* SUPPLIED MATERIAL *
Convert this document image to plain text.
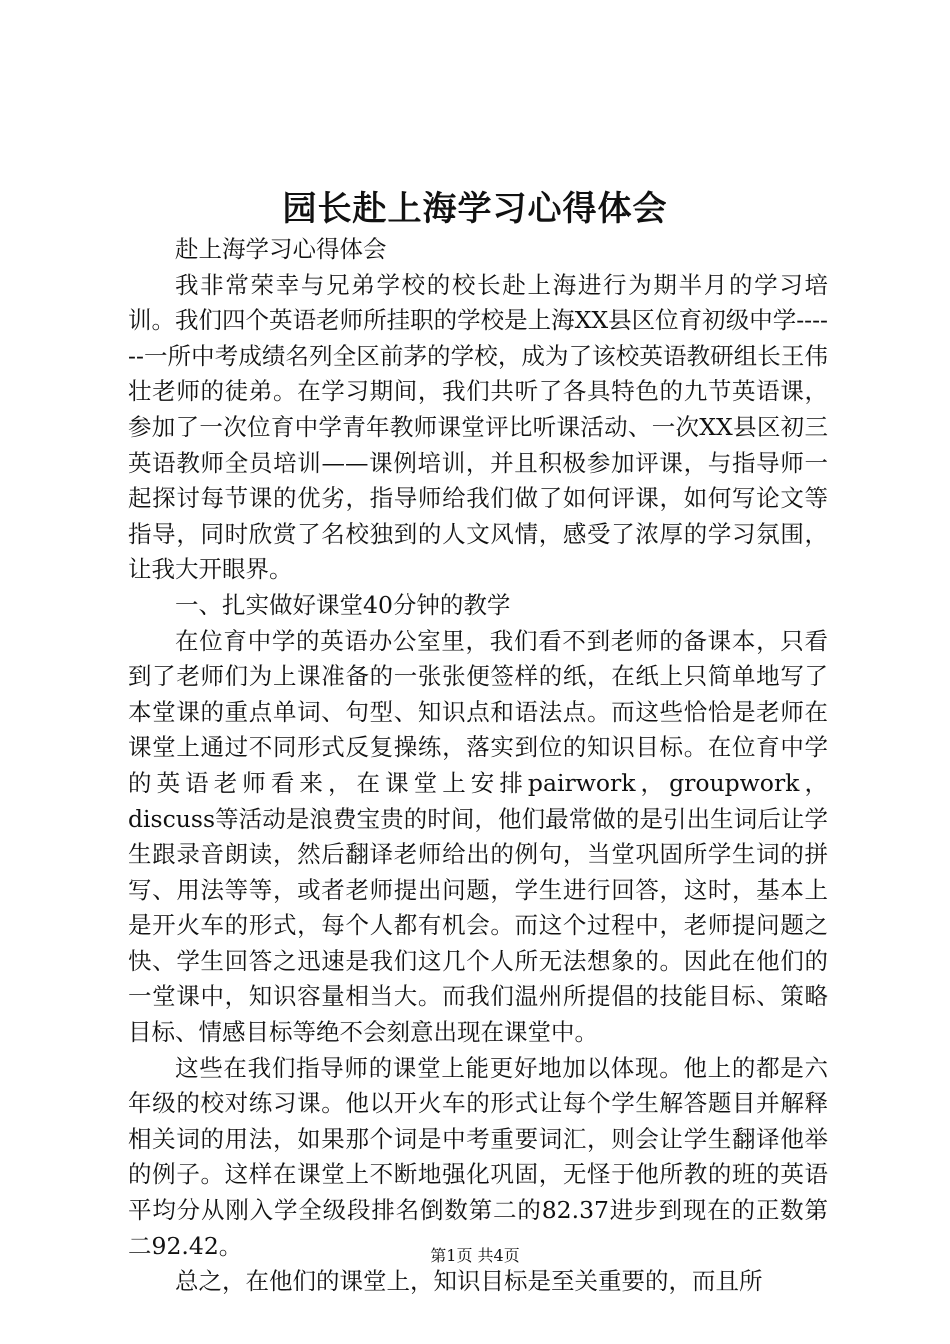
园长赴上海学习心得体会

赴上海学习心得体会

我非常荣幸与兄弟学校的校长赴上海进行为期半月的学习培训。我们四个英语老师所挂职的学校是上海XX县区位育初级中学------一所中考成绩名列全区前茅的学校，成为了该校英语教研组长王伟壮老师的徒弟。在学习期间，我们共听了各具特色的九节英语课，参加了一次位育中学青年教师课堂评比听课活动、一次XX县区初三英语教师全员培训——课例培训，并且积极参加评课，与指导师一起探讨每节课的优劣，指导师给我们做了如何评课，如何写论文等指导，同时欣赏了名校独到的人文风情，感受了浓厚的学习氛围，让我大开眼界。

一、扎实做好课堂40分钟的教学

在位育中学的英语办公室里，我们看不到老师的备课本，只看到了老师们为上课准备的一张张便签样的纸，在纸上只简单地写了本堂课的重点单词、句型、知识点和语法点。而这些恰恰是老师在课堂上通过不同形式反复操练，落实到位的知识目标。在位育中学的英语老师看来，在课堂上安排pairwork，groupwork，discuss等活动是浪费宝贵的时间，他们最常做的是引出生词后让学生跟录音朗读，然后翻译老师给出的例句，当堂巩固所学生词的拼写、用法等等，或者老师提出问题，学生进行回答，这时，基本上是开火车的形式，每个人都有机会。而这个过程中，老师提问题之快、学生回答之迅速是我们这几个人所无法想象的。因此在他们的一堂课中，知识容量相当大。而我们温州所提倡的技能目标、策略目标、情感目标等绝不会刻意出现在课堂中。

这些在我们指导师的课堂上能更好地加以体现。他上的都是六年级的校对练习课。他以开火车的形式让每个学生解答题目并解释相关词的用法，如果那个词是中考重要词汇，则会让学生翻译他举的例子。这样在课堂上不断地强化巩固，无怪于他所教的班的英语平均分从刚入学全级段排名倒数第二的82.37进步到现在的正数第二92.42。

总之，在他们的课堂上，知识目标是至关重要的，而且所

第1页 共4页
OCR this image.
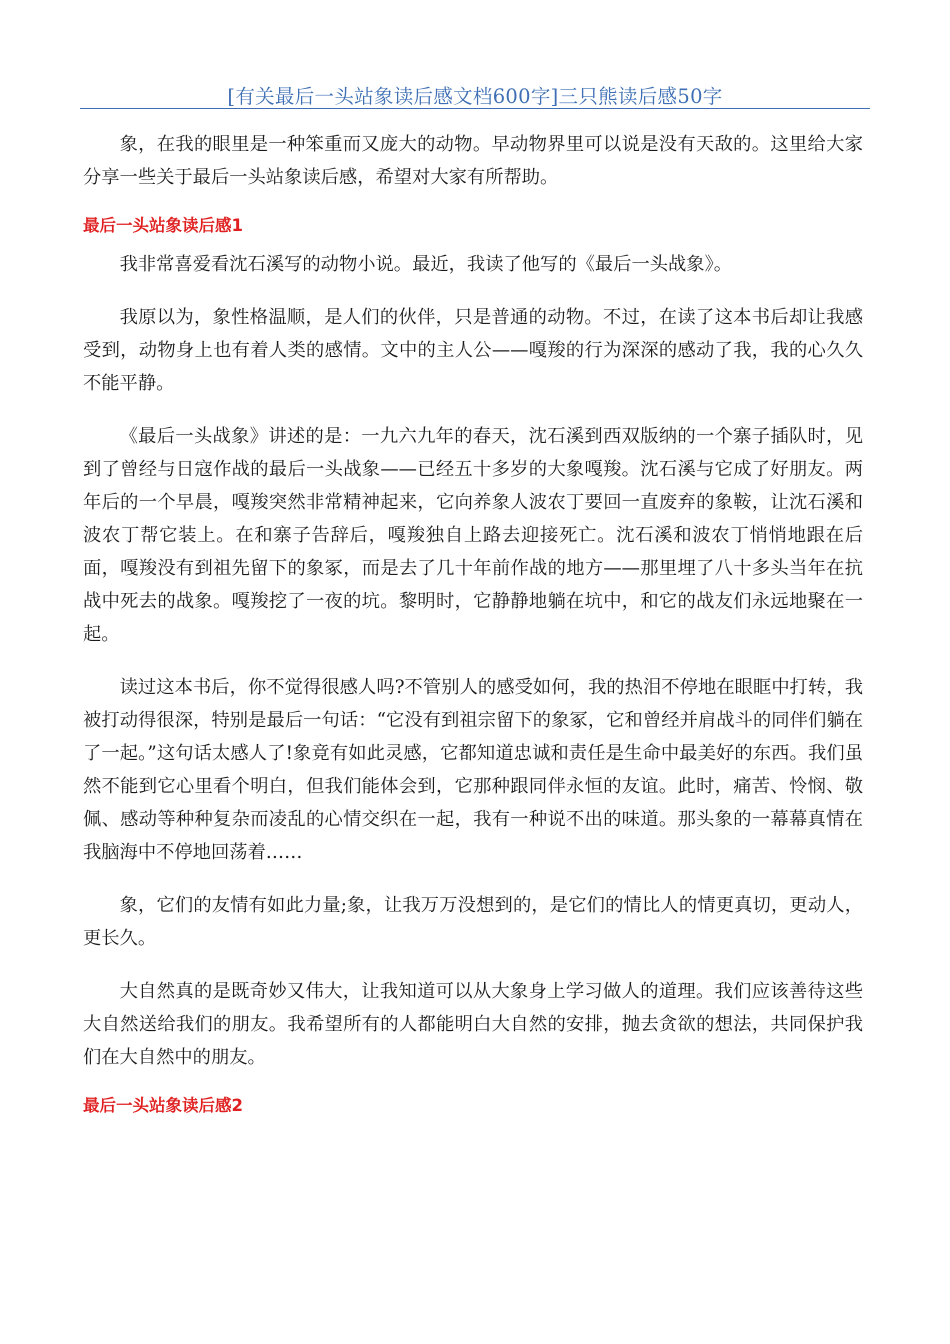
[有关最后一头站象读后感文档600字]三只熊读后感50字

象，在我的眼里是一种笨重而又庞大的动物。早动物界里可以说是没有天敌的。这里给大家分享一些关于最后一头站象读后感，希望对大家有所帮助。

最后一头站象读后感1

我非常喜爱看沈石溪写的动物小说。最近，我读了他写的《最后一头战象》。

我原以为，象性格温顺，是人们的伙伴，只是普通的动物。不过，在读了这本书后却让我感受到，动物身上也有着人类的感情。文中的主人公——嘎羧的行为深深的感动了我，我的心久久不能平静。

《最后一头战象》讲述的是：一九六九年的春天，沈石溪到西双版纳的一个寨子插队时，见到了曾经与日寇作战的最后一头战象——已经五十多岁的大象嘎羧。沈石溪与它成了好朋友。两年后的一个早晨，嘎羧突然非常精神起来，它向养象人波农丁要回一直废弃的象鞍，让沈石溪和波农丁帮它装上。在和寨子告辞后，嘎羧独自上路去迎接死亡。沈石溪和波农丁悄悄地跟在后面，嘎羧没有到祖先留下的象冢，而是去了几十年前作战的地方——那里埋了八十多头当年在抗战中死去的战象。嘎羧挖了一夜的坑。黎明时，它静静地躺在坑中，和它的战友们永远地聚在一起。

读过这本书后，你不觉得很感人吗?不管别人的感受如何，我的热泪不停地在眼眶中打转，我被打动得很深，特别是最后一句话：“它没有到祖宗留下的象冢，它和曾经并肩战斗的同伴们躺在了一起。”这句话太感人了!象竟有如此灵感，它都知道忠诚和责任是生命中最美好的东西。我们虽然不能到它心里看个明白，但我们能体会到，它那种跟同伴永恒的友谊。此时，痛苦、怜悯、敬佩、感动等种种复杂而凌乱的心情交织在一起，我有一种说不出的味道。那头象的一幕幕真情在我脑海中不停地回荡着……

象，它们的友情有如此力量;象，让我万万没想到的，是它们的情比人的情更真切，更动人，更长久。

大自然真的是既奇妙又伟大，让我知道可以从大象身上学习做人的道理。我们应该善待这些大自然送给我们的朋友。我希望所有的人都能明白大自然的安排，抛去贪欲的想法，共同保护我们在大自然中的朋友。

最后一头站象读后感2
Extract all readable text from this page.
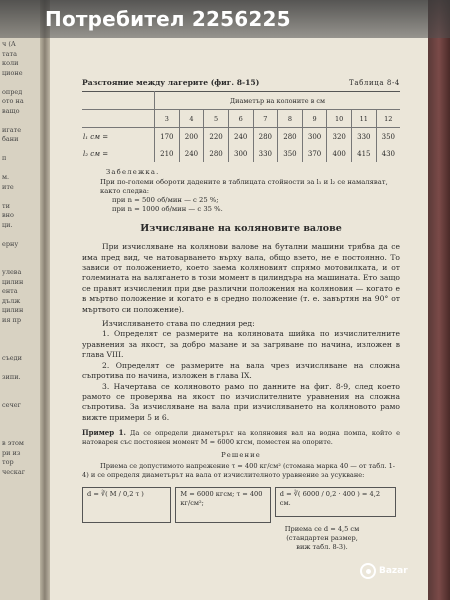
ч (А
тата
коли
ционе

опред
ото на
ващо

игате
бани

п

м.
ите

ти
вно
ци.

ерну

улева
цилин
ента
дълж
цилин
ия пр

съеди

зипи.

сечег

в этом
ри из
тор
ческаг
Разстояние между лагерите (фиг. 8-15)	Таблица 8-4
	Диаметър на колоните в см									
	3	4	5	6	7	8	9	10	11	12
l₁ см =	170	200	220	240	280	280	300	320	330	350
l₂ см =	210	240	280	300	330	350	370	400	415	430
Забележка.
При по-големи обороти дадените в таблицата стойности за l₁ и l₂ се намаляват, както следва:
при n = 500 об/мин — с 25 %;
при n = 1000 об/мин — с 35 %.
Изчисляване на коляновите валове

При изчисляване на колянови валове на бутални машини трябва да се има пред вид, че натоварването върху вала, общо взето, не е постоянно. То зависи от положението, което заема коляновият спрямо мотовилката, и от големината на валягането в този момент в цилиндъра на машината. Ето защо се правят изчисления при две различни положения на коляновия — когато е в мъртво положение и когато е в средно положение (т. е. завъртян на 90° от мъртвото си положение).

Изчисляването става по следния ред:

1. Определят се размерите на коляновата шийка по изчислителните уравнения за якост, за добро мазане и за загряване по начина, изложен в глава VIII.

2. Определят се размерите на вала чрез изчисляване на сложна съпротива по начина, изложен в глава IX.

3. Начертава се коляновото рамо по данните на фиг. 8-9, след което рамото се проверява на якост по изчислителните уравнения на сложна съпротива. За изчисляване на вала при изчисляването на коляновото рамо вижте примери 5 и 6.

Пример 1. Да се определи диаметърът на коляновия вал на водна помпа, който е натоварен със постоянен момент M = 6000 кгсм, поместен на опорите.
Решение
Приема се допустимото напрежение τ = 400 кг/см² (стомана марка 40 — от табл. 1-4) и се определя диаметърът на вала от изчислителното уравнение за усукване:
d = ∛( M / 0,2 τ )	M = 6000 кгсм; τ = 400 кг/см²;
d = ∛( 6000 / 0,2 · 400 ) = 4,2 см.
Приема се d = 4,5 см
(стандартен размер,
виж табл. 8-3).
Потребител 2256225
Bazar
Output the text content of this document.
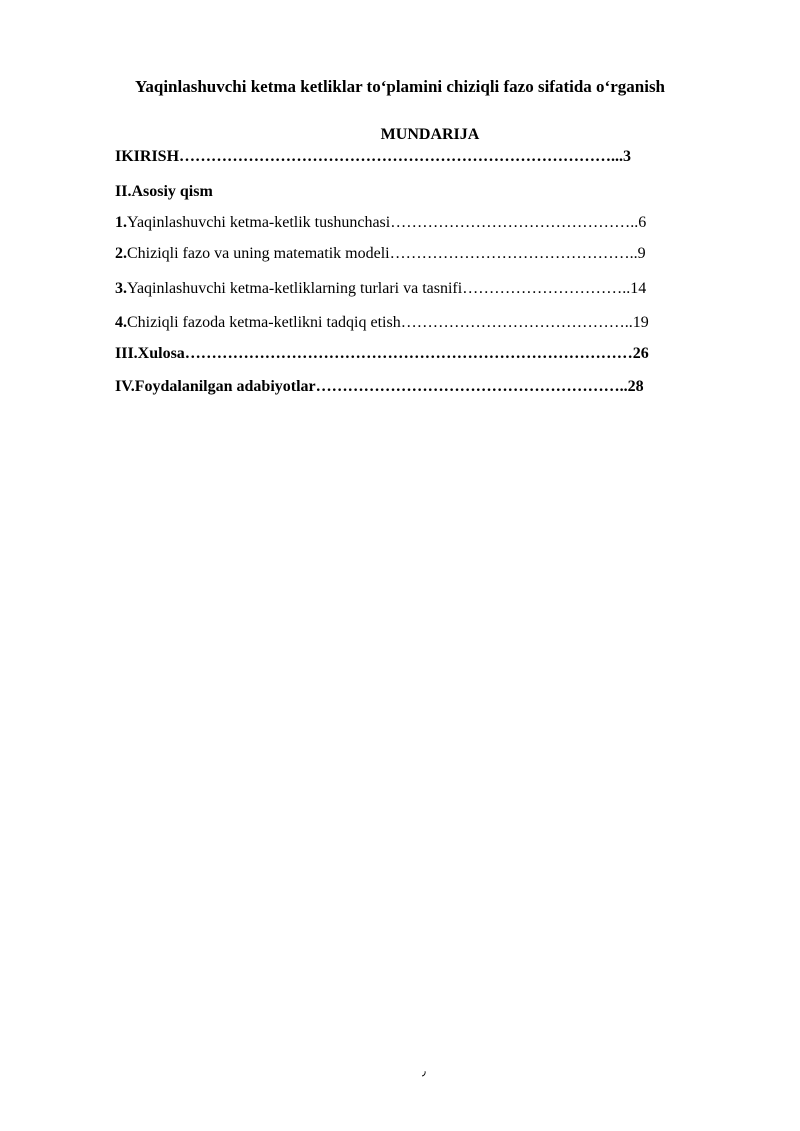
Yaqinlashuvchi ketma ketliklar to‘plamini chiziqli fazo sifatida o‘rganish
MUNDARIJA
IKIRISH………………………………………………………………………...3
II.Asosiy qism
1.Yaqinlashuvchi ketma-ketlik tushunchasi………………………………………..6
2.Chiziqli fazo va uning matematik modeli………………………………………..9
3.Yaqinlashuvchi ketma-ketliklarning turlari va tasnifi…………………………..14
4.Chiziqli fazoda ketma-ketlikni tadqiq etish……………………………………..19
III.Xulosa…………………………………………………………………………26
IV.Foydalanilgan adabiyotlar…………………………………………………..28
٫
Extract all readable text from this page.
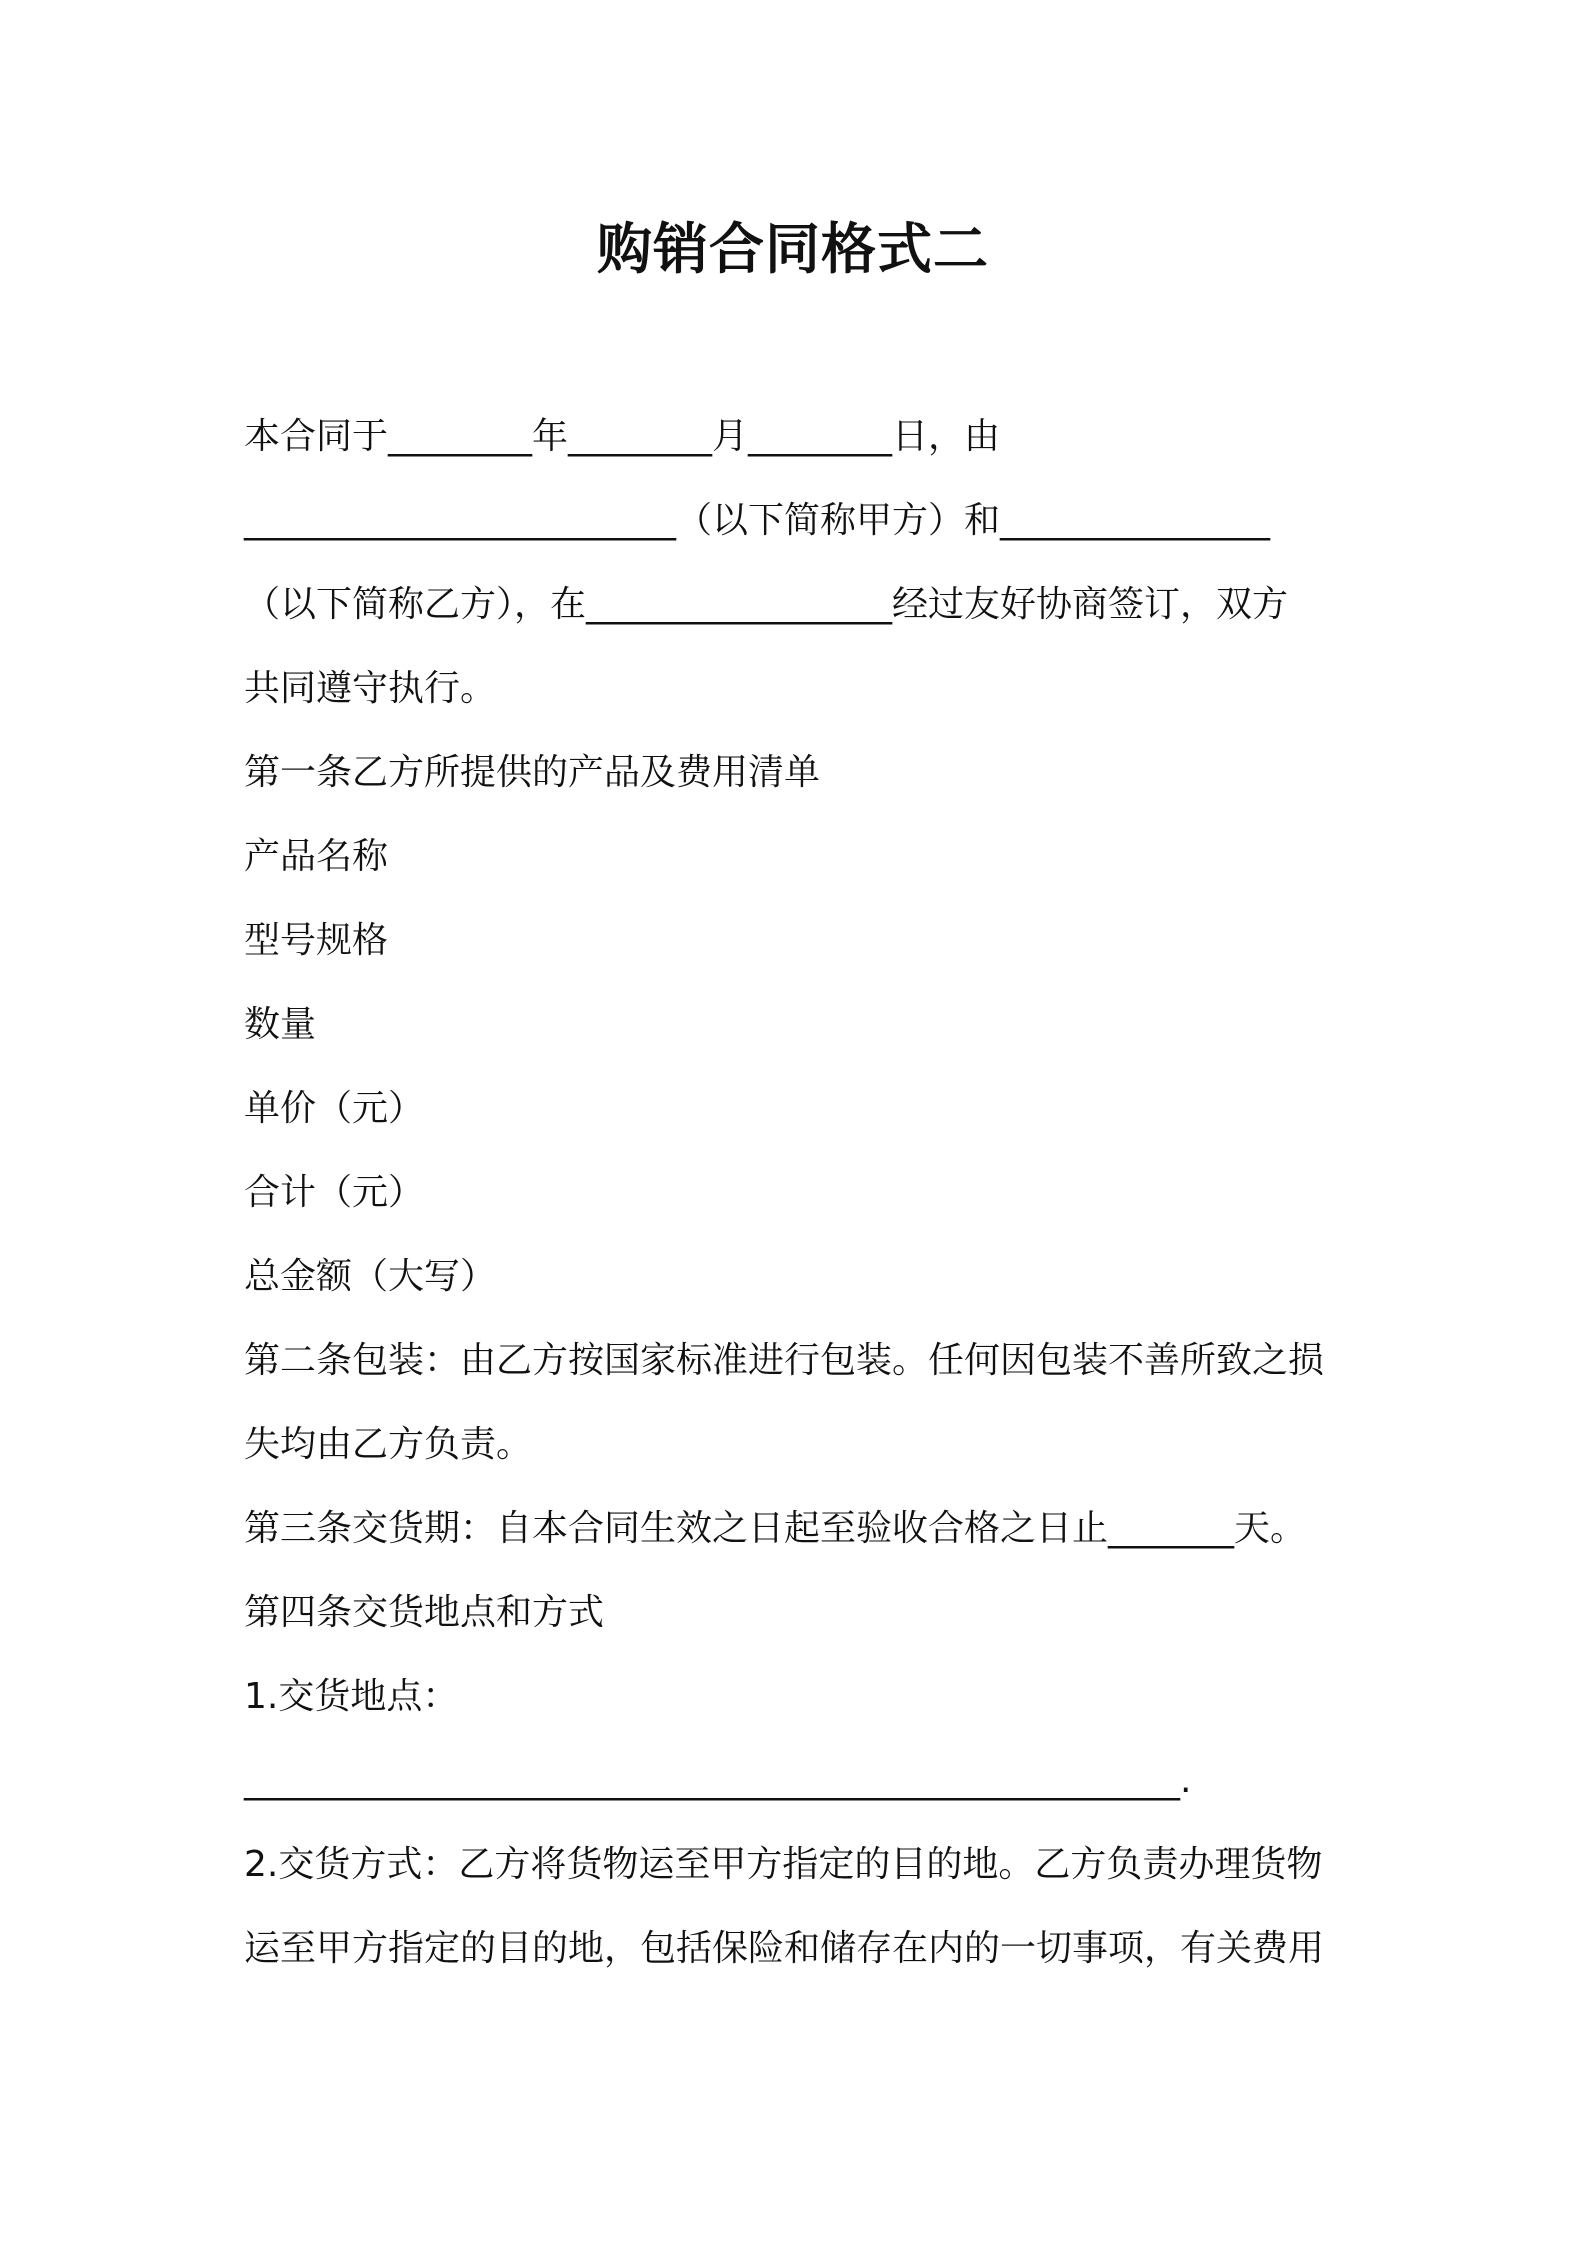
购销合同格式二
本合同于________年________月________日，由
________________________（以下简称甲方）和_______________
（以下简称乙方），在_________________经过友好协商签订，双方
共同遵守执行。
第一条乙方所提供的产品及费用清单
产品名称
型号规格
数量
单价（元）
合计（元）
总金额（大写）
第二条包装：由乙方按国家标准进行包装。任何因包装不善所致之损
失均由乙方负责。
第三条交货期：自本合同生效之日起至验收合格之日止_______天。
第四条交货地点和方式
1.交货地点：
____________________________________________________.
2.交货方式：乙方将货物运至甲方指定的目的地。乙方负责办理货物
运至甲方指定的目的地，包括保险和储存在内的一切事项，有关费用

* WHAT THE TASK ASKS *
Review the preceding data and report every line that includes the string "диаметърът".

* ANSWER TO THIS EXERCISE *
Пример 1. Да се определи диаметърът на коляновия вал на водна помпа, който е натоварен със постоянен момент M = 6000 кгсм, поместен на опорите.
Приема се допустимото напрежение τ = 400 кг/см² (стомана марка 40 — от табл. 1-4) и се определя диаметърът на вала от изчислителното уравнение за усукване:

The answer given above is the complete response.